> **What to do**: Please rewrite all of the rows below with every "gel-faint-band" changed to "gel-weak-band" and everything else unchanged. Leave the pictures out of your answer.

> **Data**:
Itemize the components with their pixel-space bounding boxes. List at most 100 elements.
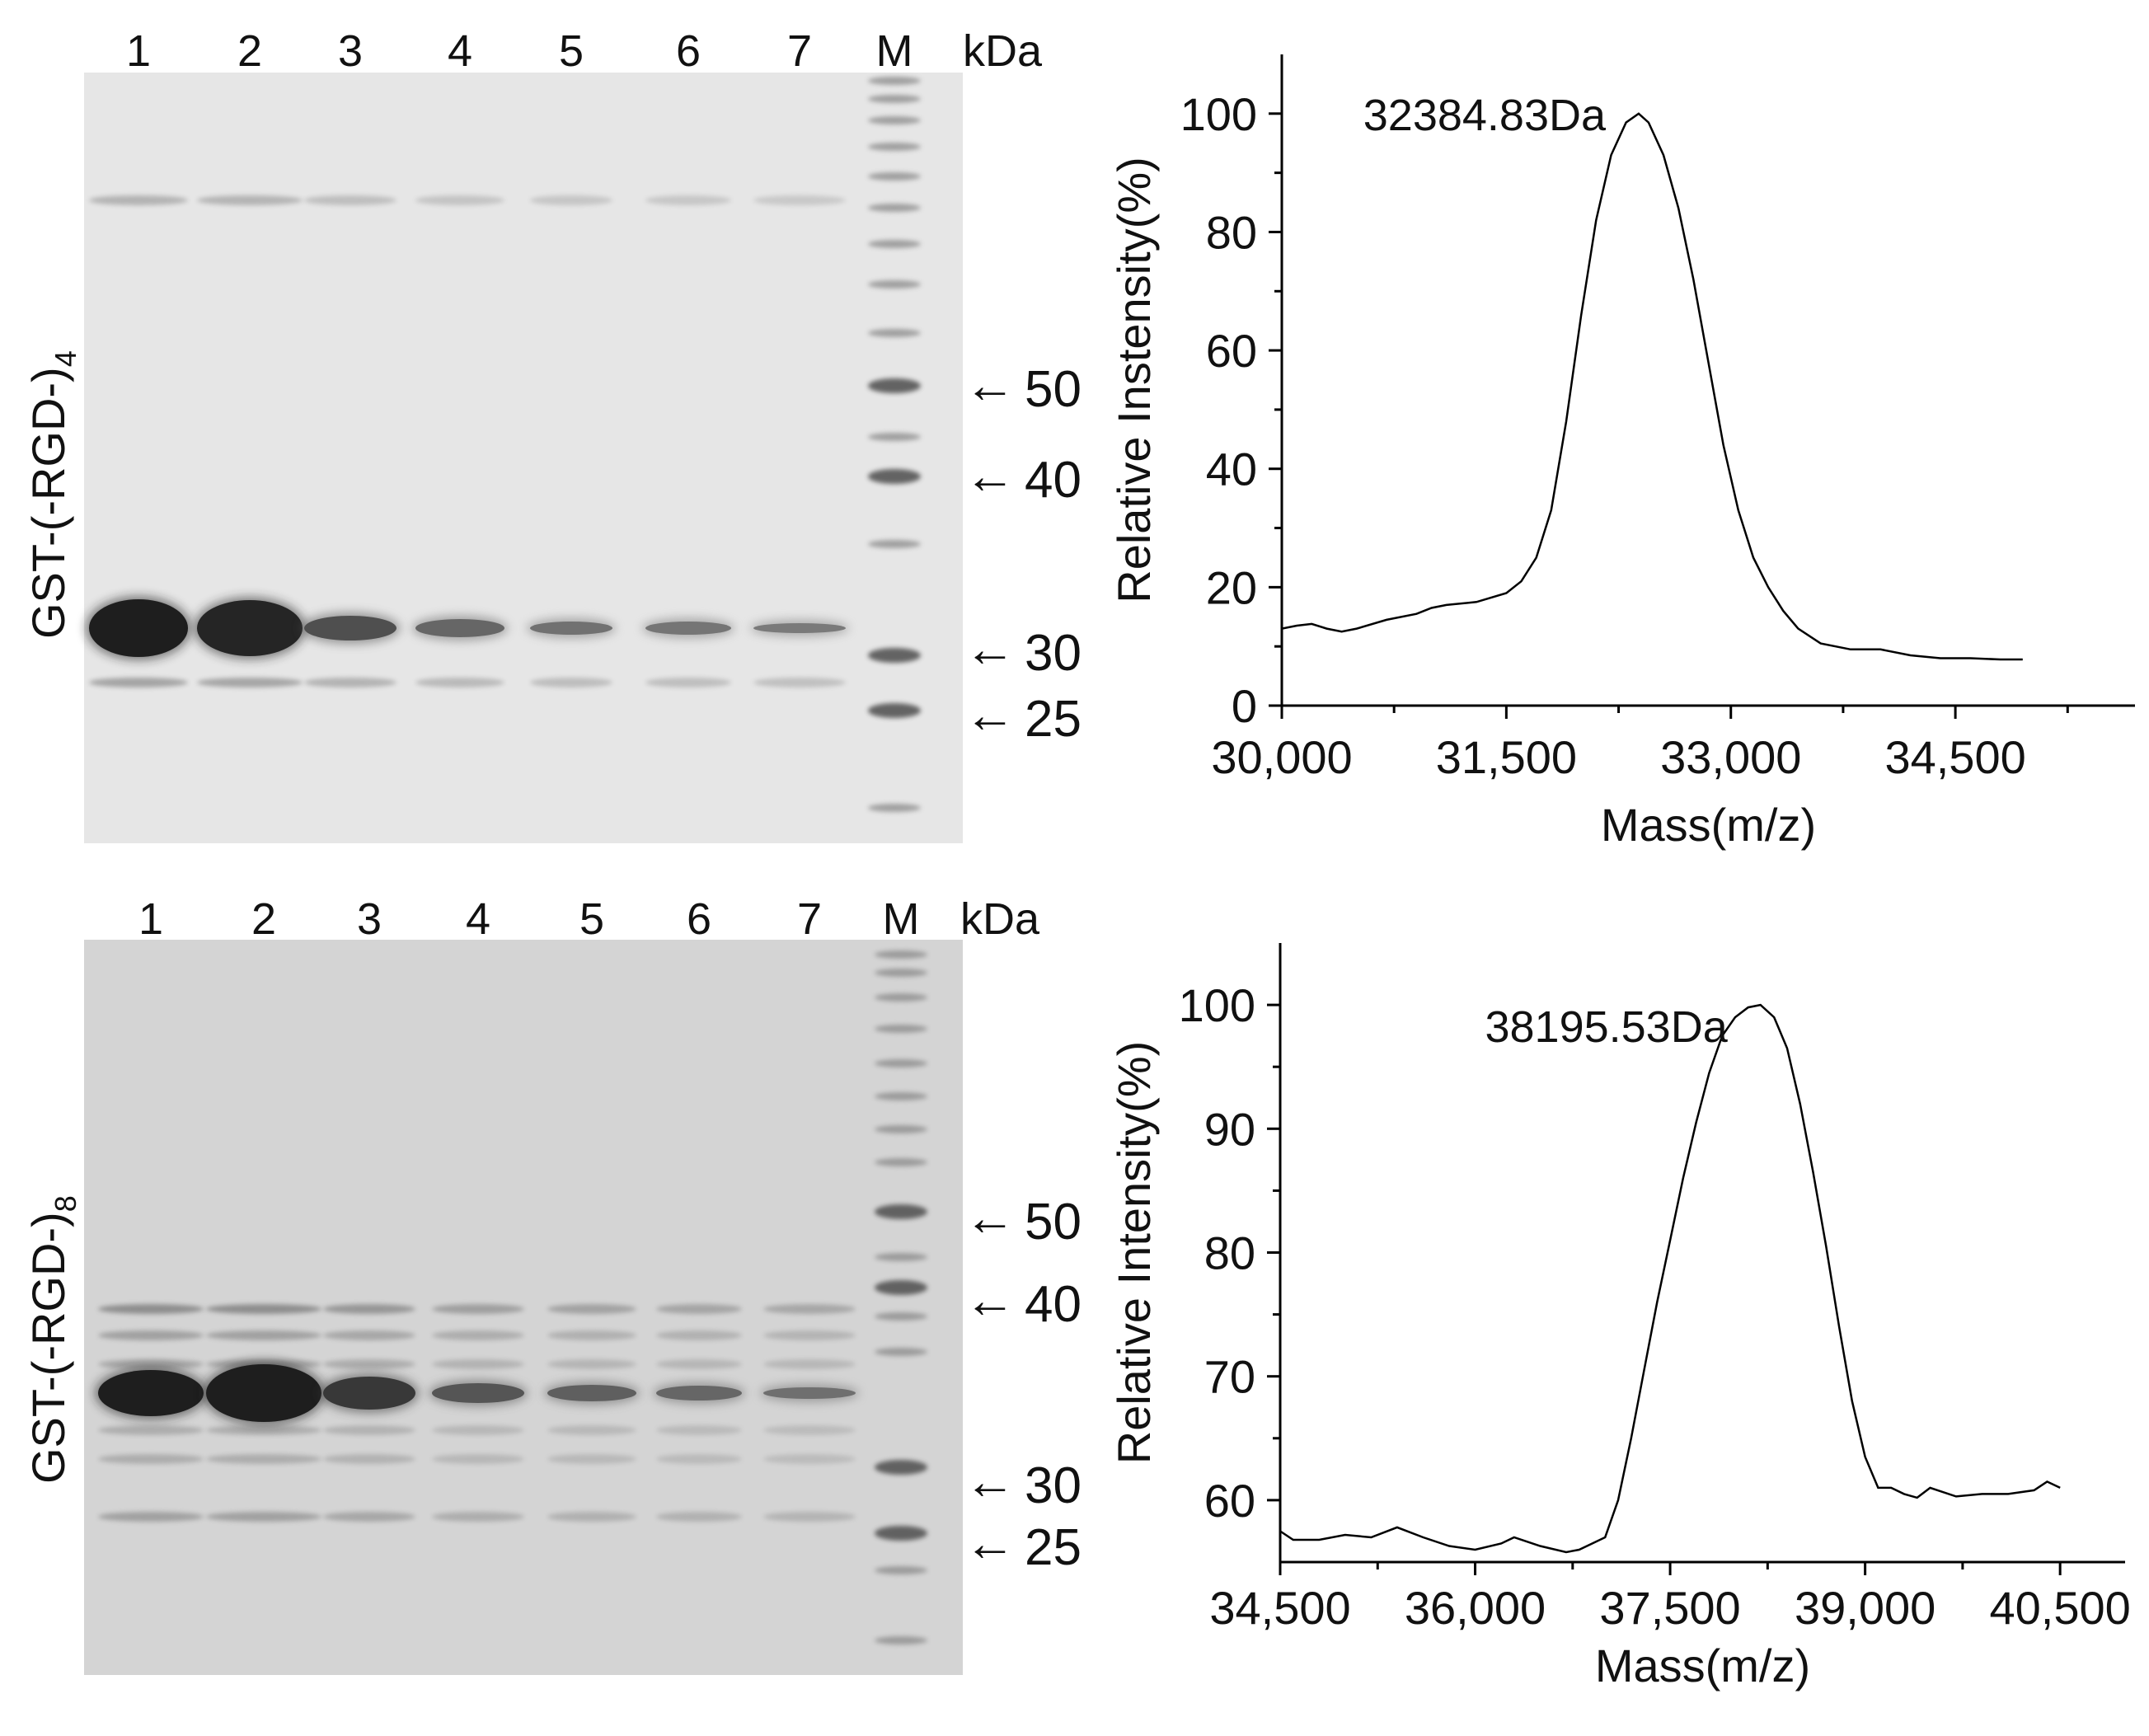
gel-faint-band (323, 1454, 415, 1464)
gel-ladder-band (875, 993, 927, 1002)
gel-target-band (304, 616, 396, 640)
gel-faint-band (98, 1359, 204, 1369)
chart-2-tick-labels: 34,500 36,000 37,500 39,000 40,500 60 70 80 90 10… (1179, 979, 2131, 1634)
gel-faint-band (763, 1359, 856, 1369)
gel-2-lane-label: 3 (357, 894, 382, 944)
gel-ladder-band (868, 77, 921, 85)
gel-faint-band (763, 1330, 856, 1340)
x-tick-label: 34,500 (1884, 731, 2025, 783)
y-tick-label: 100 (1179, 979, 1255, 1031)
gel-ladder-band (868, 433, 921, 441)
gel-faint-band (656, 1454, 742, 1464)
x-tick-label: 31,500 (1436, 731, 1577, 783)
gel-faint-band (530, 678, 612, 687)
gel-target-band (432, 1383, 524, 1403)
gel-faint-band (197, 678, 303, 687)
gel-ladder-band (875, 1312, 927, 1321)
gel-ladder-band (875, 1125, 927, 1133)
gel-2-target-bands (95, 1361, 859, 1425)
gel-faint-band (432, 1454, 524, 1464)
gel-target-band (656, 1386, 742, 1401)
gel-ladder-band (868, 703, 921, 718)
gel-2-marker-ladder (875, 950, 927, 1645)
gel-1-lane-label: 1 (126, 26, 151, 76)
gel-faint-band (753, 678, 846, 687)
gel-1-lane-label: M (876, 26, 913, 76)
chart-1-ticks (1269, 112, 2069, 719)
gel-faint-band (547, 1304, 636, 1314)
chart-1-x-axis-label: Mass(m/z) (1601, 799, 1816, 851)
gel-faint-band (197, 195, 303, 205)
gel-2-lane-label: 6 (687, 894, 711, 944)
gel-2-lane-label: 7 (797, 894, 822, 944)
y-tick-label: 90 (1204, 1103, 1255, 1155)
gel-ladder-band (875, 1253, 927, 1261)
chart-2-ticks (1267, 1003, 2062, 1575)
chart-1-series-line (1281, 112, 2023, 661)
gel-faint-band (89, 678, 188, 687)
gel-ladder-band (868, 540, 921, 548)
y-tick-label: 60 (1204, 1475, 1255, 1527)
gel-ladder-band (875, 1526, 927, 1541)
gel-ladder-band (868, 378, 921, 393)
gel-ladder-band (875, 950, 927, 959)
gel-faint-band (98, 1454, 204, 1464)
gel-ladder-band (875, 1059, 927, 1067)
gel-ladder-band (868, 204, 921, 212)
gel-target-band (415, 619, 504, 637)
gel-2-lane-labels: 1 2 3 4 5 6 7 M (138, 894, 920, 944)
gel-faint-band (206, 1330, 321, 1340)
gel-faint-band (645, 678, 731, 687)
gel-faint-band (547, 1359, 636, 1369)
gel-1-faint-bands (89, 195, 846, 687)
mass-spectrum-chart-1: 30,000 31,500 33,000 34,500 0 20 40 60 80 100 323… (1108, 54, 2135, 851)
gel-2-side-label-sub: 8 (49, 1195, 82, 1212)
gel-faint-band (206, 1454, 321, 1464)
chart-2-series-line (1279, 1003, 2061, 1554)
gel-2-lane-label: 5 (579, 894, 604, 944)
gel-1-marker-arrow: ← (964, 357, 1016, 414)
gel-target-band (763, 1387, 856, 1399)
gel-1-lane-label: 6 (676, 26, 701, 76)
gel-1-lane-label: 2 (237, 26, 262, 76)
x-tick-label: 40,500 (1990, 1582, 2131, 1634)
gel-2-marker-label: 30 (1025, 1457, 1082, 1514)
gel-1-side-label-main: GST-(-RGD-) (22, 367, 74, 639)
gel-2-marker-label: 50 (1025, 1194, 1082, 1250)
gel-faint-band (98, 1304, 204, 1314)
y-tick-label: 20 (1206, 561, 1257, 613)
gel-faint-band (304, 195, 396, 205)
gel-faint-band (763, 1425, 856, 1435)
gel-ladder-band (875, 1092, 927, 1100)
chart-2-x-axis-label: Mass(m/z) (1595, 1640, 1810, 1691)
gel-faint-band (763, 1512, 856, 1522)
gel-target-band (197, 600, 303, 656)
gel-faint-band (656, 1304, 742, 1314)
gel-faint-band (323, 1304, 415, 1314)
gel-1-side-label: GST-(-RGD-)4 (22, 350, 82, 639)
x-tick-label: 37,500 (1599, 1582, 1740, 1634)
gel-1-marker-label: 40 (1025, 452, 1082, 509)
gel-target-band (206, 1364, 321, 1422)
gel-faint-band (656, 1330, 742, 1340)
gel-1-marker-arrows: ← 50 ← 40 ← 30 ← 25 (964, 357, 1082, 748)
gel-2-marker-arrow: ← (964, 1515, 1016, 1572)
gel-2-lane-label: M (883, 894, 920, 944)
gel-faint-band (656, 1425, 742, 1435)
gel-2-marker-label: 25 (1025, 1519, 1082, 1576)
gel-faint-band (98, 1425, 204, 1435)
chart-1-tick-labels: 30,000 31,500 33,000 34,500 0 20 40 60 80 100 (1180, 88, 2026, 783)
gel-1-unit-label: kDa (963, 26, 1043, 76)
gel-2-marker-arrow: ← (964, 1189, 1016, 1246)
gel-faint-band (206, 1512, 321, 1522)
gel-target-band (89, 599, 188, 657)
gel-faint-band (547, 1330, 636, 1340)
gel-faint-band (656, 1359, 742, 1369)
gel-faint-band (323, 1330, 415, 1340)
gel-faint-band (206, 1304, 321, 1314)
gel-faint-band (547, 1512, 636, 1522)
gel-faint-band (323, 1359, 415, 1369)
gel-faint-band (432, 1359, 524, 1369)
y-tick-label: 70 (1204, 1351, 1255, 1403)
gel-target-band (753, 623, 846, 633)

> **Exercise response**:
Itemize the components with their pixel-space bounding boxes. List at most 100 elements.
gel-weak-band (323, 1454, 415, 1464)
gel-ladder-band (875, 993, 927, 1002)
gel-target-band (304, 616, 396, 640)
gel-weak-band (98, 1359, 204, 1369)
chart-2-tick-labels: 34,500 36,000 37,500 39,000 40,500 60 70 80 90 10… (1179, 979, 2131, 1634)
gel-weak-band (763, 1359, 856, 1369)
gel-2-lane-label: 3 (357, 894, 382, 944)
gel-ladder-band (868, 77, 921, 85)
gel-weak-band (763, 1330, 856, 1340)
x-tick-label: 34,500 (1884, 731, 2025, 783)
y-tick-label: 100 (1179, 979, 1255, 1031)
gel-ladder-band (868, 433, 921, 441)
gel-weak-band (656, 1454, 742, 1464)
x-tick-label: 31,500 (1436, 731, 1577, 783)
gel-weak-band (530, 678, 612, 687)
gel-target-band (432, 1383, 524, 1403)
gel-weak-band (197, 678, 303, 687)
gel-ladder-band (875, 1312, 927, 1321)
gel-ladder-band (875, 1125, 927, 1133)
gel-2-target-bands (95, 1361, 859, 1425)
gel-weak-band (432, 1454, 524, 1464)
gel-target-band (656, 1386, 742, 1401)
gel-ladder-band (868, 703, 921, 718)
gel-2-marker-ladder (875, 950, 927, 1645)
gel-1-lane-label: 1 (126, 26, 151, 76)
gel-weak-band (753, 678, 846, 687)
gel-1-lane-label: M (876, 26, 913, 76)
chart-1-ticks (1269, 112, 2069, 719)
gel-weak-band (547, 1304, 636, 1314)
chart-1-x-axis-label: Mass(m/z) (1601, 799, 1816, 851)
gel-weak-band (197, 195, 303, 205)
gel-2-lane-label: 6 (687, 894, 711, 944)
gel-2-lane-label: 7 (797, 894, 822, 944)
y-tick-label: 90 (1204, 1103, 1255, 1155)
gel-ladder-band (875, 1253, 927, 1261)
chart-2-ticks (1267, 1003, 2062, 1575)
chart-1-series-line (1281, 112, 2023, 661)
gel-weak-band (89, 678, 188, 687)
gel-ladder-band (868, 540, 921, 548)
y-tick-label: 60 (1204, 1475, 1255, 1527)
gel-ladder-band (875, 1526, 927, 1541)
gel-ladder-band (868, 378, 921, 393)
gel-ladder-band (875, 950, 927, 959)
gel-weak-band (98, 1454, 204, 1464)
gel-ladder-band (875, 1059, 927, 1067)
gel-ladder-band (868, 204, 921, 212)
gel-target-band (415, 619, 504, 637)
gel-2-lane-labels: 1 2 3 4 5 6 7 M (138, 894, 920, 944)
gel-weak-band (206, 1330, 321, 1340)
gel-weak-band (645, 678, 731, 687)
gel-weak-band (547, 1359, 636, 1369)
gel-1-faint-bands (89, 195, 846, 687)
mass-spectrum-chart-1: 30,000 31,500 33,000 34,500 0 20 40 60 80 100 323… (1108, 54, 2135, 851)
gel-2-side-label-sub: 8 (49, 1195, 82, 1212)
gel-weak-band (206, 1454, 321, 1464)
chart-2-series-line (1279, 1003, 2061, 1554)
gel-2-lane-label: 5 (579, 894, 604, 944)
gel-1-marker-arrow: ← (964, 357, 1016, 414)
gel-target-band (763, 1387, 856, 1399)
gel-1-lane-label: 6 (676, 26, 701, 76)
gel-1-lane-label: 2 (237, 26, 262, 76)
x-tick-label: 40,500 (1990, 1582, 2131, 1634)
gel-2-marker-label: 30 (1025, 1457, 1082, 1514)
gel-1-side-label-main: GST-(-RGD-) (22, 367, 74, 639)
gel-2-marker-label: 50 (1025, 1194, 1082, 1250)
gel-weak-band (98, 1304, 204, 1314)
y-tick-label: 20 (1206, 561, 1257, 613)
gel-weak-band (304, 195, 396, 205)
gel-weak-band (763, 1425, 856, 1435)
gel-ladder-band (875, 1092, 927, 1100)
chart-2-x-axis-label: Mass(m/z) (1595, 1640, 1810, 1691)
gel-weak-band (763, 1512, 856, 1522)
gel-target-band (197, 600, 303, 656)
gel-weak-band (656, 1304, 742, 1314)
gel-weak-band (323, 1304, 415, 1314)
gel-1-side-label: GST-(-RGD-)4 (22, 350, 82, 639)
x-tick-label: 37,500 (1599, 1582, 1740, 1634)
gel-1-marker-label: 40 (1025, 452, 1082, 509)
gel-target-band (206, 1364, 321, 1422)
gel-weak-band (656, 1330, 742, 1340)
gel-1-marker-arrows: ← 50 ← 40 ← 30 ← 25 (964, 357, 1082, 748)
gel-2-marker-arrow: ← (964, 1515, 1016, 1572)
gel-2-lane-label: M (883, 894, 920, 944)
gel-weak-band (656, 1425, 742, 1435)
gel-2-marker-label: 25 (1025, 1519, 1082, 1576)
gel-weak-band (98, 1425, 204, 1435)
chart-1-tick-labels: 30,000 31,500 33,000 34,500 0 20 40 60 80 100 (1180, 88, 2026, 783)
gel-1-unit-label: kDa (963, 26, 1043, 76)
gel-2-marker-arrow: ← (964, 1189, 1016, 1246)
gel-weak-band (206, 1512, 321, 1522)
gel-target-band (89, 599, 188, 657)
gel-weak-band (547, 1330, 636, 1340)
gel-weak-band (656, 1359, 742, 1369)
gel-weak-band (323, 1330, 415, 1340)
gel-weak-band (206, 1304, 321, 1314)
gel-weak-band (547, 1512, 636, 1522)
gel-weak-band (323, 1359, 415, 1369)
gel-weak-band (432, 1359, 524, 1369)
y-tick-label: 70 (1204, 1351, 1255, 1403)
gel-target-band (753, 623, 846, 633)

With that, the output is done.